REQUIREMENTS - Write out the entries below once more, exactly.

--- BEGIN RECORDS FOR THIS TASK ---

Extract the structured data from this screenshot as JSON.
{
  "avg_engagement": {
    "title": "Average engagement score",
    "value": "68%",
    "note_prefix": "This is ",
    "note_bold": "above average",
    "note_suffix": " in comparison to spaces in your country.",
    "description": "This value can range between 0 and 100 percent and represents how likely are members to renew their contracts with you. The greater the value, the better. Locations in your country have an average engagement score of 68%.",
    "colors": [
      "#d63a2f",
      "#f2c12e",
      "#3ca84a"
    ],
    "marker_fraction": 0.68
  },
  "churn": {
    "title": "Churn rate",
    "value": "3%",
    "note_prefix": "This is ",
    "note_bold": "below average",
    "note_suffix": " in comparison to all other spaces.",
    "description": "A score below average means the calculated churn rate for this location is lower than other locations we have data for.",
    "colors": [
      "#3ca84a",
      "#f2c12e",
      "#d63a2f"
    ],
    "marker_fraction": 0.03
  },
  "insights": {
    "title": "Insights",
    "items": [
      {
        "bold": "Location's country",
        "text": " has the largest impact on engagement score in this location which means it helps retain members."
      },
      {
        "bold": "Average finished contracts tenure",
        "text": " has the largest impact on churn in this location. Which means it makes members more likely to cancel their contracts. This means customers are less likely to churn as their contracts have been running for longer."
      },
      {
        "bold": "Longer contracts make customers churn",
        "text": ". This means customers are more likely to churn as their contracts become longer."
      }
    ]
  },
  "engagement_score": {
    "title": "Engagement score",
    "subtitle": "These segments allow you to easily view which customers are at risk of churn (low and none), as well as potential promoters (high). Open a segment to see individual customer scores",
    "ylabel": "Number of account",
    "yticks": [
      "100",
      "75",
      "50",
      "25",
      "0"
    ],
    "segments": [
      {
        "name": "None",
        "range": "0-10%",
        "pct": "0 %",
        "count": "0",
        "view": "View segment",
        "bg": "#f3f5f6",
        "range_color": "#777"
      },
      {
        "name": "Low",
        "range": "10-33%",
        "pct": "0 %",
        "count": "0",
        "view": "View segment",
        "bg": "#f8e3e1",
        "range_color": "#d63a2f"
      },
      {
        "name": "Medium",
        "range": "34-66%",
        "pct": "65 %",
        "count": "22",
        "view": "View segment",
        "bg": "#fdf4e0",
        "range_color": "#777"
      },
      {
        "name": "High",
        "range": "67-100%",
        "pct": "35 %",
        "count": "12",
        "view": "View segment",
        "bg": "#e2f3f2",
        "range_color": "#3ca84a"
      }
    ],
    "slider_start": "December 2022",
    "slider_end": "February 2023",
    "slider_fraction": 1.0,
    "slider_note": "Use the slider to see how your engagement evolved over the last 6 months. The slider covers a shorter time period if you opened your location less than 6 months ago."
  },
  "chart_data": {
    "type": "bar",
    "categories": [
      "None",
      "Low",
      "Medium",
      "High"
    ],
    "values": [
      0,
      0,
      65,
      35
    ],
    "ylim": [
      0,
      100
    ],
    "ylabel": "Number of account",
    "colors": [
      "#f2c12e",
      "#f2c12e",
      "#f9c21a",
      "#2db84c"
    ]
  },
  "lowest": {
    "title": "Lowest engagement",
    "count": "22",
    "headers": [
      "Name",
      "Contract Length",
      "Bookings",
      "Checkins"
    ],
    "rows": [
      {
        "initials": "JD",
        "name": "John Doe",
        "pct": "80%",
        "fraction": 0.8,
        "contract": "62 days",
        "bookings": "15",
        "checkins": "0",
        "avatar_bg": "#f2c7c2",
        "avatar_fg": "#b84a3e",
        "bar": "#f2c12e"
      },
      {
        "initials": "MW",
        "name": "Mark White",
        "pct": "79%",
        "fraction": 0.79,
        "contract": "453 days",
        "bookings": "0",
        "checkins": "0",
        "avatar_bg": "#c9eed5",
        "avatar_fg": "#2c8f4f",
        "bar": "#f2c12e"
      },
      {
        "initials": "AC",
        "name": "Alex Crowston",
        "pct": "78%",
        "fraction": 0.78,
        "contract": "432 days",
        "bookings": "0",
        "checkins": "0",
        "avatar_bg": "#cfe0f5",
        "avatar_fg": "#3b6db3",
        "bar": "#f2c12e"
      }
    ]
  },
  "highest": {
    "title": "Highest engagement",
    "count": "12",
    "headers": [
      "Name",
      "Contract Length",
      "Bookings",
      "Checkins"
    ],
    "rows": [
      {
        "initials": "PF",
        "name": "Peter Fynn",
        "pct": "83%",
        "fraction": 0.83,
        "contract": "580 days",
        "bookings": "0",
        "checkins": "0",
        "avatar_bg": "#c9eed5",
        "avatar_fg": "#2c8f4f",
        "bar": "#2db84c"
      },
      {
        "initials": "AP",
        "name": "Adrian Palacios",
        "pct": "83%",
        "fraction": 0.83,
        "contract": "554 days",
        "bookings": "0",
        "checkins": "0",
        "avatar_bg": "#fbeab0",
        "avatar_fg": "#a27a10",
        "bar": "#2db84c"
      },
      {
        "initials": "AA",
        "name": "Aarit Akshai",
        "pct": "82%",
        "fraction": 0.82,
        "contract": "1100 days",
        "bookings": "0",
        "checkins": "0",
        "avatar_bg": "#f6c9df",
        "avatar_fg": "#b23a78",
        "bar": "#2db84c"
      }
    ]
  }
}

--- END RECORDS FOR THIS TASK ---

ANSWER TO THIS EXERCISE -
Extract the structured data from this screenshot as JSON.
{
  "avg_engagement": {
    "title": "Average engagement score",
    "value": "68%",
    "note_prefix": "This is ",
    "note_bold": "above average",
    "note_suffix": " in comparison to spaces in your country.",
    "description": "This value can range between 0 and 100 percent and represents how likely are members to renew their contracts with you. The greater the value, the better. Locations in your country have an average engagement score of 68%.",
    "colors": [
      "#d63a2f",
      "#f2c12e",
      "#3ca84a"
    ],
    "marker_fraction": 0.68
  },
  "churn": {
    "title": "Churn rate",
    "value": "3%",
    "note_prefix": "This is ",
    "note_bold": "below average",
    "note_suffix": " in comparison to all other spaces.",
    "description": "A score below average means the calculated churn rate for this location is lower than other locations we have data for.",
    "colors": [
      "#3ca84a",
      "#f2c12e",
      "#d63a2f"
    ],
    "marker_fraction": 0.03
  },
  "insights": {
    "title": "Insights",
    "items": [
      {
        "bold": "Location's country",
        "text": " has the largest impact on engagement score in this location which means it helps retain members."
      },
      {
        "bold": "Average finished contracts tenure",
        "text": " has the largest impact on churn in this location. Which means it makes members more likely to cancel their contracts. This means customers are less likely to churn as their contracts have been running for longer."
      },
      {
        "bold": "Longer contracts make customers churn",
        "text": ". This means customers are more likely to churn as their contracts become longer."
      }
    ]
  },
  "engagement_score": {
    "title": "Engagement score",
    "subtitle": "These segments allow you to easily view which customers are at risk of churn (low and none), as well as potential promoters (high). Open a segment to see individual customer scores",
    "ylabel": "Number of account",
    "yticks": [
      "100",
      "75",
      "50",
      "25",
      "0"
    ],
    "segments": [
      {
        "name": "None",
        "range": "0-10%",
        "pct": "0 %",
        "count": "0",
        "view": "View segment",
        "bg": "#f3f5f6",
        "range_color": "#777"
      },
      {
        "name": "Low",
        "range": "10-33%",
        "pct": "0 %",
        "count": "0",
        "view": "View segment",
        "bg": "#f8e3e1",
        "range_color": "#d63a2f"
      },
      {
        "name": "Medium",
        "range": "34-66%",
        "pct": "65 %",
        "count": "22",
        "view": "View segment",
        "bg": "#fdf4e0",
        "range_color": "#777"
      },
      {
        "name": "High",
        "range": "67-100%",
        "pct": "35 %",
        "count": "12",
        "view": "View segment",
        "bg": "#e2f3f2",
        "range_color": "#3ca84a"
      }
    ],
    "slider_start": "December 2022",
    "slider_end": "February 2023",
    "slider_fraction": 1.0,
    "slider_note": "Use the slider to see how your engagement evolved over the last 6 months. The slider covers a shorter time period if you opened your location less than 6 months ago."
  },
  "chart_data": {
    "type": "bar",
    "categories": [
      "None",
      "Low",
      "Medium",
      "High"
    ],
    "values": [
      0,
      0,
      65,
      35
    ],
    "ylim": [
      0,
      100
    ],
    "ylabel": "Number of account",
    "colors": [
      "#f2c12e",
      "#f2c12e",
      "#f9c21a",
      "#2db84c"
    ]
  },
  "lowest": {
    "title": "Lowest engagement",
    "count": "22",
    "headers": [
      "Name",
      "Contract Length",
      "Bookings",
      "Checkins"
    ],
    "rows": [
      {
        "initials": "JD",
        "name": "John Doe",
        "pct": "80%",
        "fraction": 0.8,
        "contract": "62 days",
        "bookings": "15",
        "checkins": "0",
        "avatar_bg": "#f2c7c2",
        "avatar_fg": "#b84a3e",
        "bar": "#f2c12e"
      },
      {
        "initials": "MW",
        "name": "Mark White",
        "pct": "79%",
        "fraction": 0.79,
        "contract": "453 days",
        "bookings": "0",
        "checkins": "0",
        "avatar_bg": "#c9eed5",
        "avatar_fg": "#2c8f4f",
        "bar": "#f2c12e"
      },
      {
        "initials": "AC",
        "name": "Alex Crowston",
        "pct": "78%",
        "fraction": 0.78,
        "contract": "432 days",
        "bookings": "0",
        "checkins": "0",
        "avatar_bg": "#cfe0f5",
        "avatar_fg": "#3b6db3",
        "bar": "#f2c12e"
      }
    ]
  },
  "highest": {
    "title": "Highest engagement",
    "count": "12",
    "headers": [
      "Name",
      "Contract Length",
      "Bookings",
      "Checkins"
    ],
    "rows": [
      {
        "initials": "PF",
        "name": "Peter Fynn",
        "pct": "83%",
        "fraction": 0.83,
        "contract": "580 days",
        "bookings": "0",
        "checkins": "0",
        "avatar_bg": "#c9eed5",
        "avatar_fg": "#2c8f4f",
        "bar": "#2db84c"
      },
      {
        "initials": "AP",
        "name": "Adrian Palacios",
        "pct": "83%",
        "fraction": 0.83,
        "contract": "554 days",
        "bookings": "0",
        "checkins": "0",
        "avatar_bg": "#fbeab0",
        "avatar_fg": "#a27a10",
        "bar": "#2db84c"
      },
      {
        "initials": "AA",
        "name": "Aarit Akshai",
        "pct": "82%",
        "fraction": 0.82,
        "contract": "1100 days",
        "bookings": "0",
        "checkins": "0",
        "avatar_bg": "#f6c9df",
        "avatar_fg": "#b23a78",
        "bar": "#2db84c"
      }
    ]
  }
}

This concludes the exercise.